## TRECHO
Os tempos são outros, por Fábio Rodrigo
Paro diante de uma árvore frondosa, que, com seus longos galhos, dão-me a merecida sombra a me livrar do sol escaldante. Espalhados pelo chão, vários frutos de coloração amarela nos pedem para serem degustados. Vejo que há inúmeros ainda por cair e que exalam um odor convidativo de fruta madura. Não, caro leitor. Eu não estou em um sítio ou chácara. Estou em uma das avenidas mais movimentadas do Rio de Janeiro: a avenida Rio Branco. A árvore a que eu refiro é um oitizeiro, que produz o oiti, esta frutinha adocicada e de cor atraente. O oitizeiro é uma árvore muito utilizada na arborização de cidades, como o Rio de Janeiro, que ajudaram no processo de transformação da cidade.

## DADOS EXTRAÍDOS
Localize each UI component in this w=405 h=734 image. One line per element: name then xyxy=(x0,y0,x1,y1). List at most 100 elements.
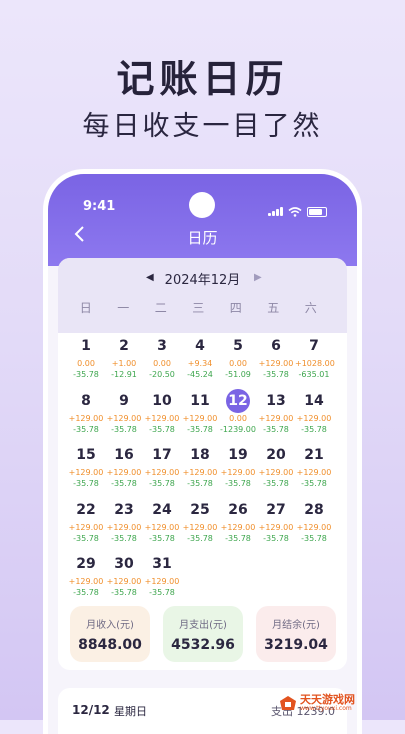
day-income: +1028.00 xyxy=(295,359,335,368)
day-income: +129.00 xyxy=(182,468,218,477)
income-label: 月收入(元) xyxy=(86,620,134,631)
day-expense: -35.78 xyxy=(301,533,327,543)
income-summary: 月收入(元) 8848.00 xyxy=(70,606,150,662)
day-number: 7 xyxy=(309,338,319,354)
calendar-day[interactable]: 2 +1.00 -12.91 xyxy=(105,333,143,388)
day-number: 10 xyxy=(152,392,172,409)
weekday-label: 一 xyxy=(117,301,130,315)
detail-date: 12/12 xyxy=(72,703,110,717)
next-month-button[interactable]: ▶ xyxy=(254,272,262,283)
calendar-day[interactable]: 22 +129.00 -35.78 xyxy=(67,497,105,552)
app-header: 9:41 日历 xyxy=(48,174,357,266)
day-income: +129.00 xyxy=(258,413,294,423)
balance-summary: 月结余(元) 3219.04 xyxy=(256,606,336,662)
day-number: 20 xyxy=(266,447,286,463)
calendar-day[interactable]: 27 +129.00 -35.78 xyxy=(257,497,295,552)
day-income: +129.00 xyxy=(68,577,104,586)
day-income: +129.00 xyxy=(144,577,180,586)
day-expense: -635.01 xyxy=(298,370,330,379)
calendar-day[interactable]: 7 +1028.00 -635.01 xyxy=(295,333,335,388)
day-income: +129.00 xyxy=(68,522,104,532)
day-expense: -12.91 xyxy=(111,370,137,379)
day-number: 11 xyxy=(190,392,210,409)
calendar-day[interactable]: 15 +129.00 -35.78 xyxy=(67,442,105,497)
day-income: +1.00 xyxy=(111,359,137,368)
calendar-day[interactable]: 11 +129.00 -35.78 xyxy=(181,388,219,443)
day-expense: -35.78 xyxy=(301,424,327,434)
calendar-day[interactable]: 16 +129.00 -35.78 xyxy=(105,442,143,497)
camera-notch xyxy=(189,192,215,218)
calendar-day[interactable]: 14 +129.00 -35.78 xyxy=(295,388,333,443)
calendar-day[interactable]: 12 0.00 -1239.00 xyxy=(219,388,257,443)
detail-weekday: 星期日 xyxy=(114,705,147,718)
month-label: 2024年12月 xyxy=(164,273,241,288)
calendar-day[interactable]: 13 +129.00 -35.78 xyxy=(257,388,295,443)
calendar-day[interactable]: 30 +129.00 -35.78 xyxy=(105,551,143,606)
calendar-day[interactable]: 19 +129.00 -35.78 xyxy=(219,442,257,497)
day-income: +129.00 xyxy=(144,413,180,423)
weekday-label: 四 xyxy=(229,301,242,315)
calendar-day[interactable]: 20 +129.00 -35.78 xyxy=(257,442,295,497)
calendar-day[interactable]: 6 +129.00 -35.78 xyxy=(257,333,295,388)
day-number: 13 xyxy=(266,392,286,409)
month-selector: ◀ 2024年12月 ▶ 日 一 二 三 四 五 六 xyxy=(58,258,347,333)
day-number: 4 xyxy=(195,338,205,354)
day-expense: -35.78 xyxy=(111,479,137,488)
day-number: 30 xyxy=(114,556,134,572)
calendar-day[interactable]: 24 +129.00 -35.78 xyxy=(143,497,181,552)
calendar-day[interactable]: 21 +129.00 -35.78 xyxy=(295,442,333,497)
calendar-day[interactable]: 28 +129.00 -35.78 xyxy=(295,497,333,552)
day-income: +129.00 xyxy=(68,413,104,423)
calendar-day[interactable]: 29 +129.00 -35.78 xyxy=(67,551,105,606)
day-income: +129.00 xyxy=(296,413,332,423)
day-expense: -35.78 xyxy=(301,479,327,488)
calendar-day[interactable]: 18 +129.00 -35.78 xyxy=(181,442,219,497)
day-income: +129.00 xyxy=(258,468,294,477)
day-expense: -20.50 xyxy=(149,370,175,379)
day-expense: -45.24 xyxy=(187,370,213,379)
day-number: 15 xyxy=(76,447,96,463)
day-number: 6 xyxy=(271,338,281,354)
watermark-text: 天天游戏网 xyxy=(300,693,355,706)
day-expense: -35.78 xyxy=(111,533,137,543)
day-number: 27 xyxy=(266,501,286,518)
day-number: 21 xyxy=(304,447,324,463)
day-number: 19 xyxy=(228,447,248,463)
expense-summary: 月支出(元) 4532.96 xyxy=(163,606,243,662)
watermark-logo-icon xyxy=(280,696,296,710)
calendar-day[interactable]: 4 +9.34 -45.24 xyxy=(181,333,219,388)
day-expense: -35.78 xyxy=(111,424,137,434)
site-watermark: 天天游戏网 www.ttyouxi.com xyxy=(279,692,401,714)
calendar-day[interactable]: 5 0.00 -51.09 xyxy=(219,333,257,388)
day-expense: -51.09 xyxy=(225,370,251,379)
day-number: 3 xyxy=(157,338,167,354)
day-expense: -35.78 xyxy=(111,588,137,597)
calendar-day[interactable]: 23 +129.00 -35.78 xyxy=(105,497,143,552)
day-income: +129.00 xyxy=(106,413,142,423)
calendar-day[interactable]: 25 +129.00 -35.78 xyxy=(181,497,219,552)
calendar-day[interactable]: 17 +129.00 -35.78 xyxy=(143,442,181,497)
calendar-day[interactable]: 26 +129.00 -35.78 xyxy=(219,497,257,552)
calendar-day[interactable]: 8 +129.00 -35.78 xyxy=(67,388,105,443)
day-income: +129.00 xyxy=(220,522,256,532)
calendar-day[interactable]: 1 0.00 -35.78 xyxy=(67,333,105,388)
promo-headline: 记账日历 xyxy=(116,57,289,101)
day-number: 23 xyxy=(114,501,134,518)
balance-label: 月结余(元) xyxy=(272,620,320,631)
calendar-day[interactable]: 31 +129.00 -35.78 xyxy=(143,551,181,606)
day-expense: -35.78 xyxy=(263,479,289,488)
weekday-label: 五 xyxy=(267,301,280,315)
calendar-card: ◀ 2024年12月 ▶ 日 一 二 三 四 五 六 1 0.00 -35.78 2 +… xyxy=(58,258,347,670)
calendar-day[interactable]: 10 +129.00 -35.78 xyxy=(143,388,181,443)
phone-frame: 9:41 日历 ◀ 2024年12月 ▶ 日 一 二 三 四 五 六 1 0.0… xyxy=(48,174,357,734)
calendar-day[interactable]: 9 +129.00 -35.78 xyxy=(105,388,143,443)
calendar-day[interactable]: 3 0.00 -20.50 xyxy=(143,333,181,388)
day-expense: -35.78 xyxy=(187,424,213,434)
day-income: +129.00 xyxy=(144,468,180,477)
day-expense: -35.78 xyxy=(149,533,175,543)
day-expense: -35.78 xyxy=(187,479,213,488)
day-number: 25 xyxy=(190,501,210,518)
day-number: 12 xyxy=(226,388,250,413)
status-icons xyxy=(268,202,327,221)
day-income: +129.00 xyxy=(296,468,332,477)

## O QUE SE PEDE
Você pode retomar o texto sobre o oitizeiro da avenida Rio Branco, escrevendo a continuação logo depois da última frase?

## RESULTADO DO EXERCÍCIO
O Rio de Janeiro, no começo do século XX, viveu um período de reformas urbanísticas implementadas pelo prefeito Pereira Passos. Entre as construções da época estão o Teatro Municipal, a Biblioteca Nacional, o Museu Nacional de Belas Artes, além da Avenida Rio Branco, chamada na época de Avenida Central, e que hoje, por conta de outro projeto urbanístico realizado recentemente, já não permite que se trafeguem automóveis em toda sua extensão. Nela, percorre uma das linhas do VLT, veículo leve sobre trilhos.
Tirei o dia para observar tudo aquilo que, devido à correria do dia a dia, passa despercebido aos nossos olhos. Como se diz em francês, sou hoje um flâneur pelas ruas do Rio. Sem compromisso, observo atentamente o vaivém, o vai-volta, o corre-corre, o pega-pega... enfim, palavras compostas bem comuns que retratam o cotidiano das grandes cidades. Todos na rua fazem maquinalmente sua rotina diária. Parecem programados para realizar comandos. Não se importam com o pedinte sentado na calçada. Talvez nem tenham dado conta dos oitis à beira do caminho.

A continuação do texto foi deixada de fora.